■ Problem:
Write out each record below exactly as it appears, with no pictures.

■ The data:

%%

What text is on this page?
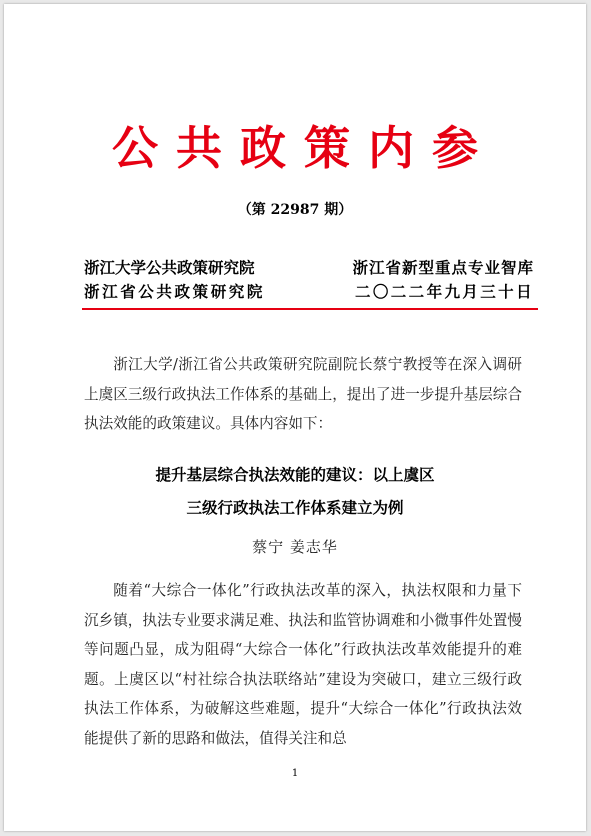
公共政策内参
（第 22987 期）
浙江大学公共政策研究院
浙江省公共政策研究院
浙江省新型重点专业智库
二〇二二年九月三十日

浙江大学/浙江省公共政策研究院副院长蔡宁教授等在深入调研上虞区三级行政执法工作体系的基础上，提出了进一步提升基层综合执法效能的政策建议。具体内容如下：

提升基层综合执法效能的建议：以上虞区
三级行政执法工作体系建立为例
蔡宁 姜志华

随着“大综合一体化”行政执法改革的深入，执法权限和力量下沉乡镇，执法专业要求满足难、执法和监管协调难和小微事件处置慢等问题凸显，成为阻碍“大综合一体化”行政执法改革效能提升的难题。上虞区以“村社综合执法联络站”建设为突破口，建立三级行政执法工作体系，为破解这些难题，提升“大综合一体化”行政执法效能提供了新的思路和做法，值得关注和总

1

%%

■ Answer to this exercise:
What text is on this page?
公共政策内参
（第 22987 期）
浙江大学公共政策研究院
浙江省公共政策研究院
浙江省新型重点专业智库
二〇二二年九月三十日

浙江大学/浙江省公共政策研究院副院长蔡宁教授等在深入调研上虞区三级行政执法工作体系的基础上，提出了进一步提升基层综合执法效能的政策建议。具体内容如下：

提升基层综合执法效能的建议：以上虞区
三级行政执法工作体系建立为例
蔡宁 姜志华

随着“大综合一体化”行政执法改革的深入，执法权限和力量下沉乡镇，执法专业要求满足难、执法和监管协调难和小微事件处置慢等问题凸显，成为阻碍“大综合一体化”行政执法改革效能提升的难题。上虞区以“村社综合执法联络站”建设为突破口，建立三级行政执法工作体系，为破解这些难题，提升“大综合一体化”行政执法效能提供了新的思路和做法，值得关注和总

1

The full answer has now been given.